• DOCUMENT SEGMENT:
********

But why? I mean . . . why do I vent?

Because I’m a good Jewish boy who grew up in the ’60s and is deeply concerned about black people . . . in the abstract. I’m saddened and pissed off by the state of race relations in this country . . . at least intellectually pissed off. I’d really like the status of African-Americans in America to improve, to be, well, fairer. Conceptually, anyway. Given the opportunity, I’ll mouth off and rant about the economic and social indignities, the suffering that afflicted minorities are forced to endure. And then what do I do? Nothing. Socially aware (partially), emotionally affected (for a while), financially contributing (occasionally), politically inactive (always): that’s me.

Even if I had the chance, I doubt I’d even try to engage in a cross-racial conversation about race. I’d be too afraid that I’d trip over my own words and say something provocative, offensive, stupid. Wrong. Too afraid that the prejudices I’m conscious of—my fear, my envy—as well as God knows what other ones I’m not yet aware of, would be exposed. And as far as I know, the people I know—white people—are in the same strange and astonishing boat.

For when it comes right down to it, to us, black people are concepts, not individuals. Surrounded—on the streets, in the subways—by millions of black people, yet knowing but a few, I live what’s in reality a segregated existence in New York City.

Then again, perhaps it’s not all so strange and astonishing, considering how few and far between my encounters with black people have really been.

 

Loddie

When I was a little kid, no more than 5, I’d say, we had a cleaning lady. Loddie. For all I know, Loddie may have been hired just to be my babysitter (“nanny” would have been too grand a term), but then had been roped somehow into also performing cleaning duties by my mother who, incessantly busy working in the mom-and-pop grocery store she ran with my father, had little time to spare for either domestic task. As I think back on it all, “Loddie” must have been “Lottie,” short for Carlotta maybe, but my ears heard everybody pronouncing it as “Loddie.” I loved saying her name, especially the sound those soft palate d’s made after that long drawn-out “ahhhhhhhhh.” I endlessly repeated her name, because, in addition to the soothing appeal of the sound, I guess I loved her, though my love may have arisen, in part, out of compassion, or perhaps more precisely, pity.

Loddie seemed to walk, even to breathe, as if she’d been beaten down. An overwhelming sadness enveloped her, the weariness in her bones palpable even to a 5-year-old. At times, suddenly overcome by an inexplicable impulse to scream out her name over and over again for no good reason, I’d run from the living room into the ammonia-smelling kitchen where, arms spread out wide to greet me, she’d squat down to my height (the bottom of her dress bunching into folds as it touched the floor, soaking up some of the puddle she’d created by having theatrically shoved the mop back into the bucket in honor of my noisy arrival) and smile a big fat Loddie smile right in my face and, in return, shout out my name over and over and hug me and shake me like nobody’s business. But my fits of screaming her name weren’t really “for no good reason.” I had a good one: I wanted to cheer her up and smash into smithereens that storm cloud hovering over her.

Loddie was, my mother informed me, a knee-grow because her skin was black. Except for her pink palms, though, Loddie’s skin didn’t look black to me, but a dark, dark brown.

********

• GIVEN DATA:
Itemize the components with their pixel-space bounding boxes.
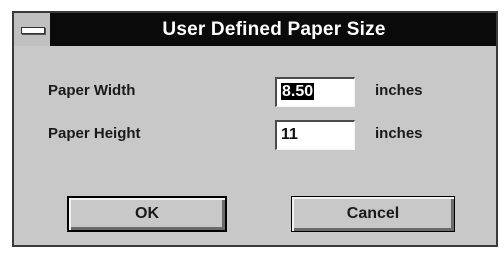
system-menu-button[interactable] [14,13,52,46]
paper-width-input[interactable]: 8.50 [275,77,355,107]
paper-width-label: Paper Width [48,82,136,99]
paper-height-input[interactable]: 11 [275,120,355,150]
cancel-button[interactable]: Cancel [291,196,455,232]
paper-height-unit: inches [375,125,423,142]
paper-size-dialog: User Defined Paper Size Paper Width 8.50… [12,11,498,247]
dialog-title: User Defined Paper Size [162,19,386,40]
ok-button[interactable]: OK [67,196,227,232]
title-bar: User Defined Paper Size [14,13,496,46]
system-menu-icon [21,27,45,34]
paper-height-value: 11 [281,126,298,143]
paper-height-label: Paper Height [48,125,141,142]
paper-width-unit: inches [375,82,423,99]
paper-width-value: 8.50 [281,83,315,100]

********

• GIVEN REQUEST 1: Rewrite the essay passage between "Because I’m a" and "(always): that’s me.", inclusive, renaming "pissed off" to "angered" throughout.
• GIVEN REQUEST 2:
Answer these questions from the essay:
(a) In which city does the writer say they live a segregated existence?
(b) How old, at most, was the writer when the family had a cleaning lady?
(c) What business did the writer's mother run with the father?
Work only from the essay itself.

• FULL OUTPUT 1:
Because I’m a good Jewish boy who grew up in the ’60s and is deeply concerned about black people . . . in the abstract. I’m saddened and angered by the state of race relations in this country . . . at least intellectually angered. I’d really like the status of African-Americans in America to improve, to be, well, fairer. Conceptually, anyway. Given the opportunity, I’ll mouth off and rant about the economic and social indignities, the suffering that afflicted minorities are forced to endure. And then what do I do? Nothing. Socially aware (partially), emotionally affected (for a while), financially contributing (occasionally), politically inactive (always): that’s me.

• FULL OUTPUT 2:
(a) New York City.
(b) No more than 5.
(c) A mom-and-pop grocery store.